##### Recorded information

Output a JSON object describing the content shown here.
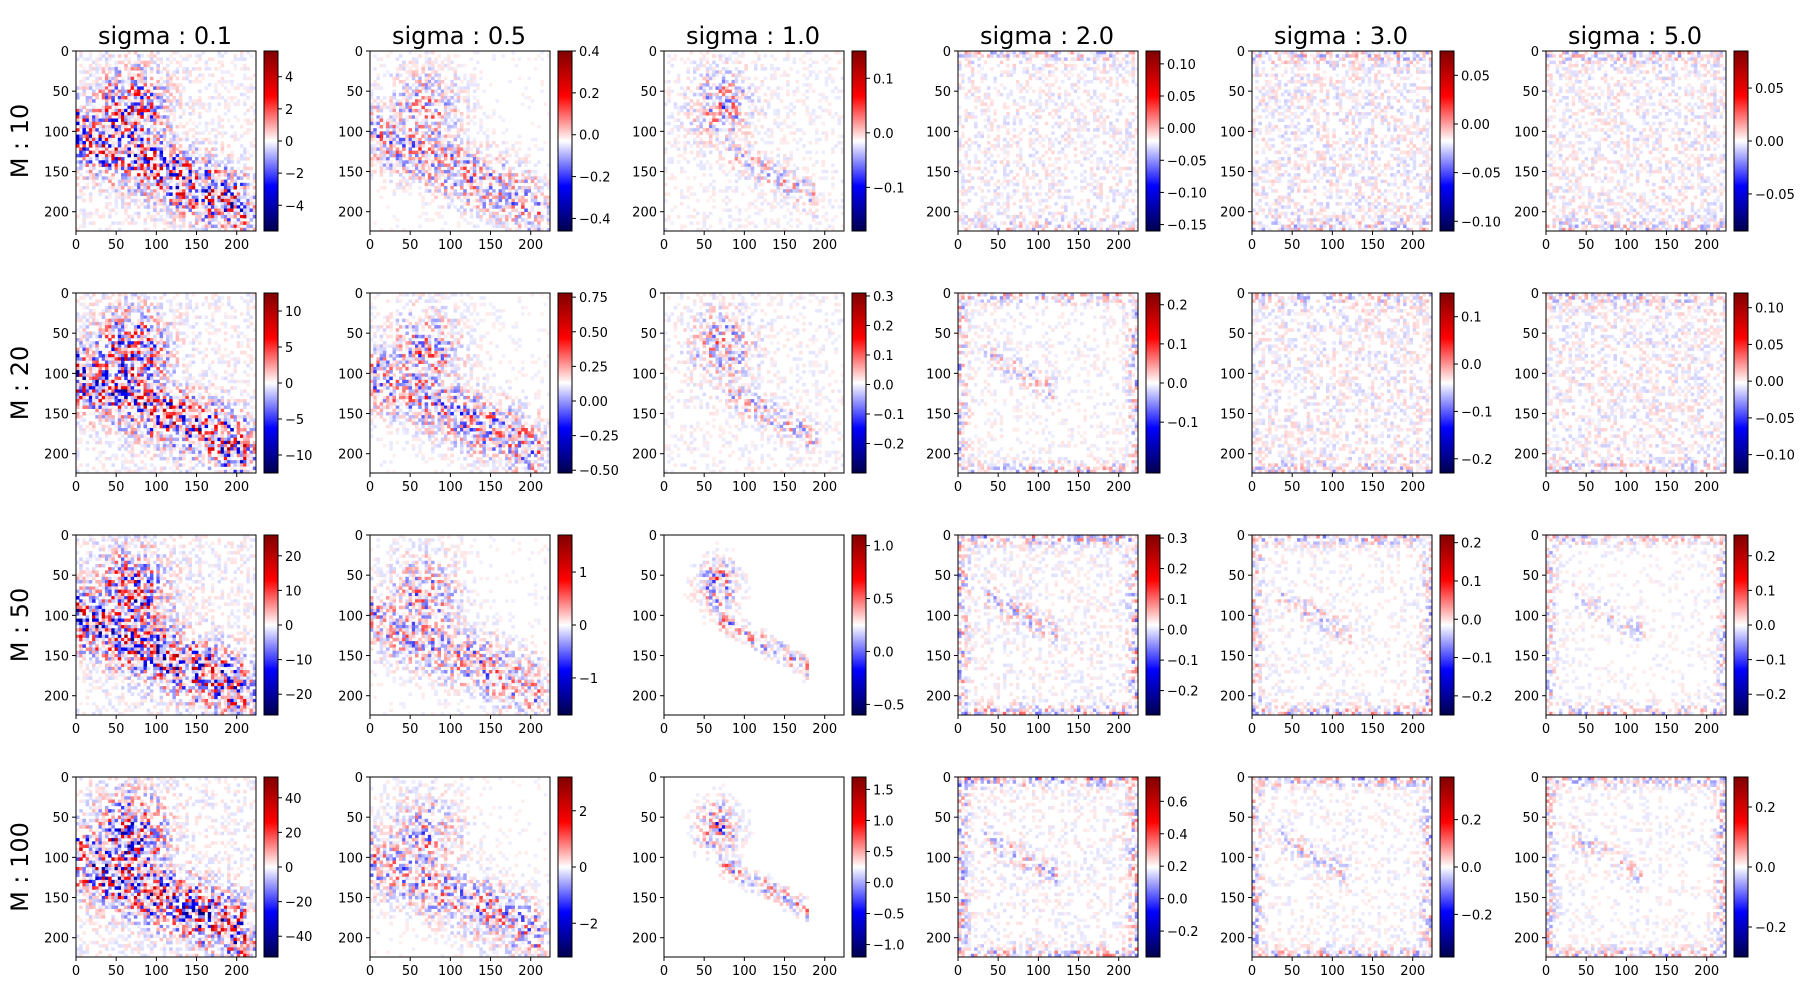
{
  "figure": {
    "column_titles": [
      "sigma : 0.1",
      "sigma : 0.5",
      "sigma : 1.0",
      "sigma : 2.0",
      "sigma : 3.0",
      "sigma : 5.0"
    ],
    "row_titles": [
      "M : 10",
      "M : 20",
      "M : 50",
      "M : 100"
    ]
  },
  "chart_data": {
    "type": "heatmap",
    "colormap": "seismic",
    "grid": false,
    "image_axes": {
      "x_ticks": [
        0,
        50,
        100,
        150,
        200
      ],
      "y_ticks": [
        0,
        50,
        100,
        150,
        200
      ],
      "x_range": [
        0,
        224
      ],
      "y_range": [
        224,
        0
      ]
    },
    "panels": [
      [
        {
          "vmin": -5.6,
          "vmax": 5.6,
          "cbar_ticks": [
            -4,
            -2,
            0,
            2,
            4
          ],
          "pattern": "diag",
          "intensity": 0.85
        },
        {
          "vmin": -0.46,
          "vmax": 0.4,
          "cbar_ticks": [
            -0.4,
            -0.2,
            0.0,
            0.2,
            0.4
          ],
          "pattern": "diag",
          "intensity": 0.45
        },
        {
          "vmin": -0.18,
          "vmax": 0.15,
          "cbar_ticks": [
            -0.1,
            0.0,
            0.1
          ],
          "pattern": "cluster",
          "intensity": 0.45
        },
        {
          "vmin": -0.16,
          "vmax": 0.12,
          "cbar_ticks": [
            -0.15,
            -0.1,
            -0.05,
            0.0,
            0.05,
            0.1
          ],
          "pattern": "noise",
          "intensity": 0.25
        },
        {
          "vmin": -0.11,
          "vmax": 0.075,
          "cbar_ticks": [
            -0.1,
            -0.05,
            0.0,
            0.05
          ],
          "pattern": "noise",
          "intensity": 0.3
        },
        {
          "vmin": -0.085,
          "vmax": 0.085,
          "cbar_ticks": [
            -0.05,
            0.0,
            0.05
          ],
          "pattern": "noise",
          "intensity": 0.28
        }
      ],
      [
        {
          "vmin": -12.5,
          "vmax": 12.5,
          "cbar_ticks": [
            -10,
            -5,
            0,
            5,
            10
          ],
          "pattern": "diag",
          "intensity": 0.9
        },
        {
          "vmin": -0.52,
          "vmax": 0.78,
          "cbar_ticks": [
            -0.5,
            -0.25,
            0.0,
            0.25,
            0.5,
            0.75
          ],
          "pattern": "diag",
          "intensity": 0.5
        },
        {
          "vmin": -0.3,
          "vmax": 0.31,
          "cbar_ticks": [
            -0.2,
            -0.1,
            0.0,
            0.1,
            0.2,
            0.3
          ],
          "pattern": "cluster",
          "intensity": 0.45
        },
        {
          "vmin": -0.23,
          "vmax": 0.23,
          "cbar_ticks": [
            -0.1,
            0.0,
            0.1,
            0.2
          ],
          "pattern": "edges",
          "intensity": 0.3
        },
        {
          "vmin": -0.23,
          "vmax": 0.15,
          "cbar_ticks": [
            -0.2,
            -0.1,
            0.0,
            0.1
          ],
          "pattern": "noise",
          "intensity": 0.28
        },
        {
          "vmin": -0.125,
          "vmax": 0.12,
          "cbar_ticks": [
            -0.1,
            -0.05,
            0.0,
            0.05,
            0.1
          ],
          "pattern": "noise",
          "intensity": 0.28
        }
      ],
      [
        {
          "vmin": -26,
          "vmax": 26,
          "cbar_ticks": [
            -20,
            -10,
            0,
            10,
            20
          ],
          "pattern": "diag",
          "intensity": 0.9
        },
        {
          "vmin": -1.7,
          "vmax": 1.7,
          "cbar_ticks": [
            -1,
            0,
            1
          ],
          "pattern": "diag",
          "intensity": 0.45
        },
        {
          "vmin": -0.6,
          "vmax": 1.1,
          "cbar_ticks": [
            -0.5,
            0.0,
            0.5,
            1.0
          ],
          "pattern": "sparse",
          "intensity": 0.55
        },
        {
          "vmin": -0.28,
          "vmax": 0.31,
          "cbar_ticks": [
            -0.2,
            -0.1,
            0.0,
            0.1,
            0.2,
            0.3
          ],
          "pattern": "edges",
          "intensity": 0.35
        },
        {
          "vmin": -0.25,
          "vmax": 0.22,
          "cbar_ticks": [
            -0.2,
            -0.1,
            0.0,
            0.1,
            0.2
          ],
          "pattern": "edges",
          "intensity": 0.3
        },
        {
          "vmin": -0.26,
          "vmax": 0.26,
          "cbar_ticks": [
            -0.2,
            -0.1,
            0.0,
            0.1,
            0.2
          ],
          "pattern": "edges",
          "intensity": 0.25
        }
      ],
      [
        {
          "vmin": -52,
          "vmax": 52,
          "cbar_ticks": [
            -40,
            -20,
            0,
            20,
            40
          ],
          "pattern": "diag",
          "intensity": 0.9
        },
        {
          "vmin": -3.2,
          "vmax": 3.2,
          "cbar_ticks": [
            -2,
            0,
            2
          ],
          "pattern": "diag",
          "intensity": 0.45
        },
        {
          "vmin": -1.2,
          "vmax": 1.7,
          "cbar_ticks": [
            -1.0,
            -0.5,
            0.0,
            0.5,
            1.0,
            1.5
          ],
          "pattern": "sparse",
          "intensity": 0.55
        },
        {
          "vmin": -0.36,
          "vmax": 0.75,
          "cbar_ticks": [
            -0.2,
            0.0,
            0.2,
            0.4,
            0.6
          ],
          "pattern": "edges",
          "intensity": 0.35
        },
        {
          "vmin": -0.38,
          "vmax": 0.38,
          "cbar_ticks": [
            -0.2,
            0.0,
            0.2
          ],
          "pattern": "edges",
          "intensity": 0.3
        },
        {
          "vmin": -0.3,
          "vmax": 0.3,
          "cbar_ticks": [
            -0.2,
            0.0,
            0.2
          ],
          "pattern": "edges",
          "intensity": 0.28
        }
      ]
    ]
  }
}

##########
##### Recorded information

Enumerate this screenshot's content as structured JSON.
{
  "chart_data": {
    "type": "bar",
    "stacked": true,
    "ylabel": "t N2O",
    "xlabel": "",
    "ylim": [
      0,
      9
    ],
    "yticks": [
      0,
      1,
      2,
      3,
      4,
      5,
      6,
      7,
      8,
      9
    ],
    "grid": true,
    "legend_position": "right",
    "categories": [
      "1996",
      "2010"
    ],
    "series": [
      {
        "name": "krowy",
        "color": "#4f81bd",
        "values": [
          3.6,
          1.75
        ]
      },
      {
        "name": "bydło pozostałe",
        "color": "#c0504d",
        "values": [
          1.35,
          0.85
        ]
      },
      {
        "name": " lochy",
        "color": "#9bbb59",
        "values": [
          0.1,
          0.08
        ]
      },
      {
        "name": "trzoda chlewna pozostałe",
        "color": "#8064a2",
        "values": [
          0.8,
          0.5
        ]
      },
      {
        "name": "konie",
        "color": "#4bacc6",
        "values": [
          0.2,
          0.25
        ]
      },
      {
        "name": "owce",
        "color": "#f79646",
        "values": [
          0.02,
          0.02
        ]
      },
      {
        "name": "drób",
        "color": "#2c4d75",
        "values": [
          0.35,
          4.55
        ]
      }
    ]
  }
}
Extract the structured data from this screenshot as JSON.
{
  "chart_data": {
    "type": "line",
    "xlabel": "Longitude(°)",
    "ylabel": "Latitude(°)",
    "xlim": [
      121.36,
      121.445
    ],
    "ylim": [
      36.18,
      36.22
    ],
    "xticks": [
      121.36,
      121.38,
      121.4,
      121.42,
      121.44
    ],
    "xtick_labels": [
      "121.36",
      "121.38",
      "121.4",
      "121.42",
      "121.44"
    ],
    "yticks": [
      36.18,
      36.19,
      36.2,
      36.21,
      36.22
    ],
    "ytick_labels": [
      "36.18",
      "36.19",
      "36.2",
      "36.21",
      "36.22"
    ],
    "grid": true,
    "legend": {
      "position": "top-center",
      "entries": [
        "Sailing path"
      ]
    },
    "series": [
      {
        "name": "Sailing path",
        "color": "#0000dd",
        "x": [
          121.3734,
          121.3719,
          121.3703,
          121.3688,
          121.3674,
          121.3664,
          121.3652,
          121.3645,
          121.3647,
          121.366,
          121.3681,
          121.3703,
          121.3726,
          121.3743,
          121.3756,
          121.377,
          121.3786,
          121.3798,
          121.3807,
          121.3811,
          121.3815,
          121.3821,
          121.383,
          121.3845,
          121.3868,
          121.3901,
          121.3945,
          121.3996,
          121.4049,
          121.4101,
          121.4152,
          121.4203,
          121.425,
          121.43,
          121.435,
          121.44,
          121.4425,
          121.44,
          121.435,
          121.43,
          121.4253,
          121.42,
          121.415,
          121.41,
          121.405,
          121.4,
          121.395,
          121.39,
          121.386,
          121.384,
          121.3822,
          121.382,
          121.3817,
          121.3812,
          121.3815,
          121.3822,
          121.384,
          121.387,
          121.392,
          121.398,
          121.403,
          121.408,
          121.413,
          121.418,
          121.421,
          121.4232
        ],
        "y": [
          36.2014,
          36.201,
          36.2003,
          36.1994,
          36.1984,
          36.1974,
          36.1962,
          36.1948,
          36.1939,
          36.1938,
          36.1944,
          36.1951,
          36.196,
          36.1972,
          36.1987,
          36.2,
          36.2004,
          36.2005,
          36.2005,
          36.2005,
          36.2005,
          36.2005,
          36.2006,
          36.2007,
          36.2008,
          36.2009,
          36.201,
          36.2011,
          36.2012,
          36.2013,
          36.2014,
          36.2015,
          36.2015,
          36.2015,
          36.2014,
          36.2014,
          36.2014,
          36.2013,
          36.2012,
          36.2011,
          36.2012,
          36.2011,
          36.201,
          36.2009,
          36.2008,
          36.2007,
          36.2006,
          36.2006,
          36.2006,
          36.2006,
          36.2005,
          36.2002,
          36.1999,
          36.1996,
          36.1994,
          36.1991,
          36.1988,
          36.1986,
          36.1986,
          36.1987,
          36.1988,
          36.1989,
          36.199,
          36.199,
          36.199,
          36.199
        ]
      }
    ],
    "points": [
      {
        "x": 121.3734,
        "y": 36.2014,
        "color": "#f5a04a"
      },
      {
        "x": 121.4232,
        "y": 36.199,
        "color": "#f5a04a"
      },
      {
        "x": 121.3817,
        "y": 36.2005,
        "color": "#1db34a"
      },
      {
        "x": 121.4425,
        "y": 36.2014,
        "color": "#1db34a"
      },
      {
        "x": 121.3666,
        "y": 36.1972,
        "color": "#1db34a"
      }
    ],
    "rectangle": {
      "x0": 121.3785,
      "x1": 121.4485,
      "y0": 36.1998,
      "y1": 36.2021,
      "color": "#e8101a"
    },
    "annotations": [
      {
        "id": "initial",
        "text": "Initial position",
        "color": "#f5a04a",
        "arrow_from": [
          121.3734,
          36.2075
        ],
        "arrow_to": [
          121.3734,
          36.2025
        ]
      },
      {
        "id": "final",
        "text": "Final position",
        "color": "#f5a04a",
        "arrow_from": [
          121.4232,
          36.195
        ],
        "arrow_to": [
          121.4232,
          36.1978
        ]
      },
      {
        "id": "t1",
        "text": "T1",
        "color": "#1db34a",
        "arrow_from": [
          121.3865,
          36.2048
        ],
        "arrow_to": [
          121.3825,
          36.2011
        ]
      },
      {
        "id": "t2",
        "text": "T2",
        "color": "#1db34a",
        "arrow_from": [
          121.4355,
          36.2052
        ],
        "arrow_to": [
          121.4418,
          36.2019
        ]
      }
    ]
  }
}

##########
##### Recorded information

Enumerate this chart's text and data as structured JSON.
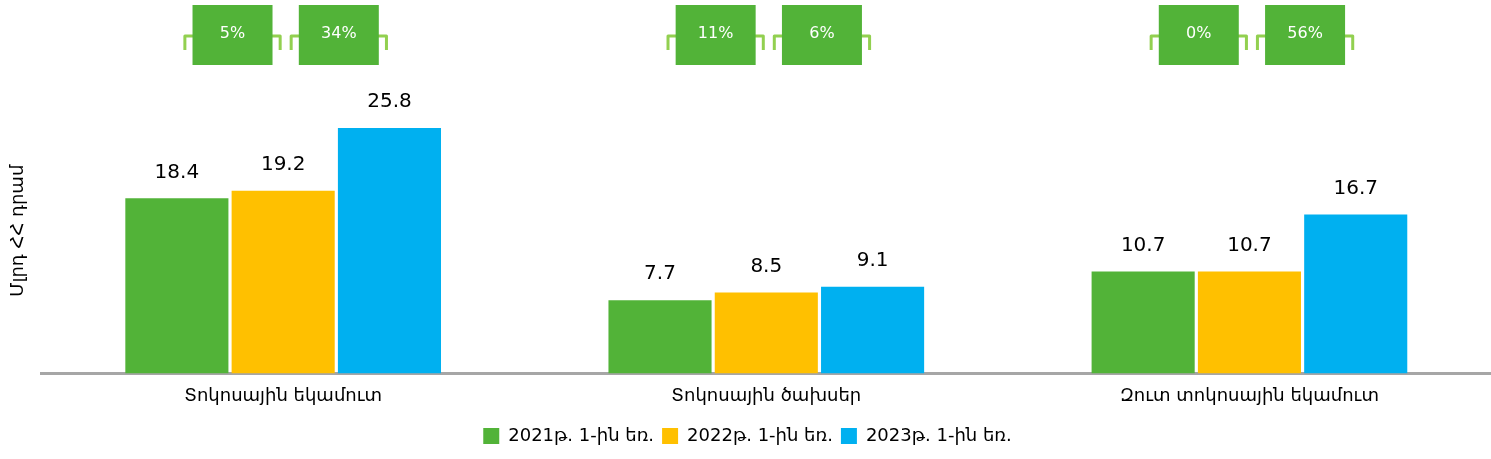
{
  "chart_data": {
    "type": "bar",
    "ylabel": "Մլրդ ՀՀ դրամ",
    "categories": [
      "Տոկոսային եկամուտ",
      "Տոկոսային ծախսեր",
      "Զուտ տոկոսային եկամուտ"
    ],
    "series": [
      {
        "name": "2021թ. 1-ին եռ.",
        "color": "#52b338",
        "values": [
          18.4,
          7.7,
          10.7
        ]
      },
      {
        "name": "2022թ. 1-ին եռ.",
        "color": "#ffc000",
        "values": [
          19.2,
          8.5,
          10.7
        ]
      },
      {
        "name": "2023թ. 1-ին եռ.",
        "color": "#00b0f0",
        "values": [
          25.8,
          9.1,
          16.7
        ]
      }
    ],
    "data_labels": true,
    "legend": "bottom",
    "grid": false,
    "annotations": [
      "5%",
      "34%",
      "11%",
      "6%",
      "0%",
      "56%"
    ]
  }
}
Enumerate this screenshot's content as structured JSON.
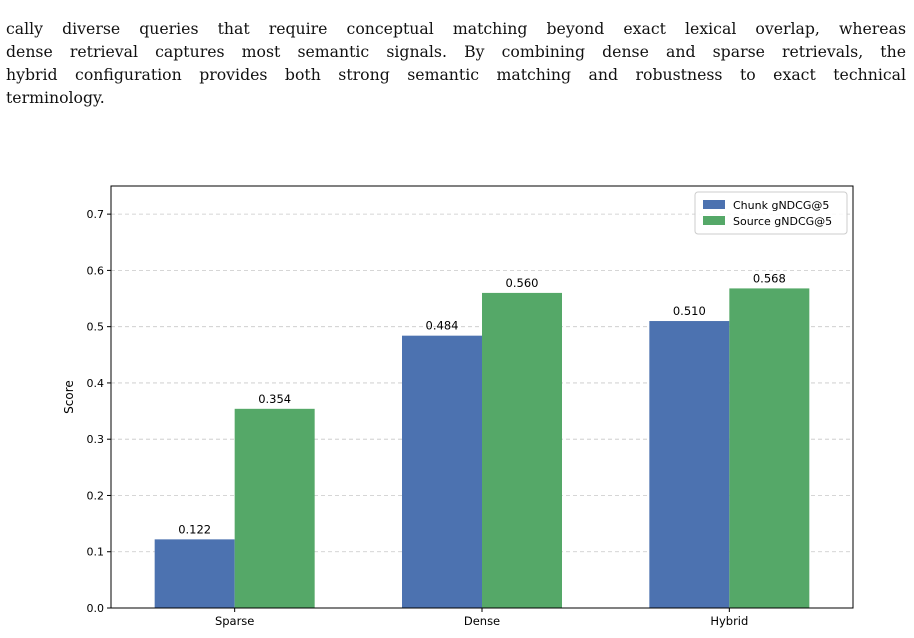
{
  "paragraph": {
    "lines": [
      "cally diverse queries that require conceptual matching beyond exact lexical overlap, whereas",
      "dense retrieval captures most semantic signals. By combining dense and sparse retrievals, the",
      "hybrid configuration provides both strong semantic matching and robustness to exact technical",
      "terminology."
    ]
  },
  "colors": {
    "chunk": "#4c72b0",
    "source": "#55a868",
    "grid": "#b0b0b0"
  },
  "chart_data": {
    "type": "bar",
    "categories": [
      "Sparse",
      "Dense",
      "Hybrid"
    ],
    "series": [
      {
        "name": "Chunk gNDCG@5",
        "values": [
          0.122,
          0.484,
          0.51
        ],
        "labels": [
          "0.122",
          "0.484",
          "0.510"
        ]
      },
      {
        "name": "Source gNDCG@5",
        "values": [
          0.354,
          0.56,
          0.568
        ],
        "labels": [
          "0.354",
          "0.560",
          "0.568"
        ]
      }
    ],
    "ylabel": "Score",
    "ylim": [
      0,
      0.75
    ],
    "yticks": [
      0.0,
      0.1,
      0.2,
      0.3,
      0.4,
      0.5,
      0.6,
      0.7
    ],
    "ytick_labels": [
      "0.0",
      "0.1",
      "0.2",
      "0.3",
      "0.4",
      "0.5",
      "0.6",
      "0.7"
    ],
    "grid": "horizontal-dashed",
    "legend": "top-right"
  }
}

##########

→ Task prompt: Extract from the material all lines containing the string "matching".

→ Written answer:
      "cally diverse queries that require conceptual matching beyond exact lexical overlap, whereas",
      "hybrid configuration provides both strong semantic matching and robustness to exact technical",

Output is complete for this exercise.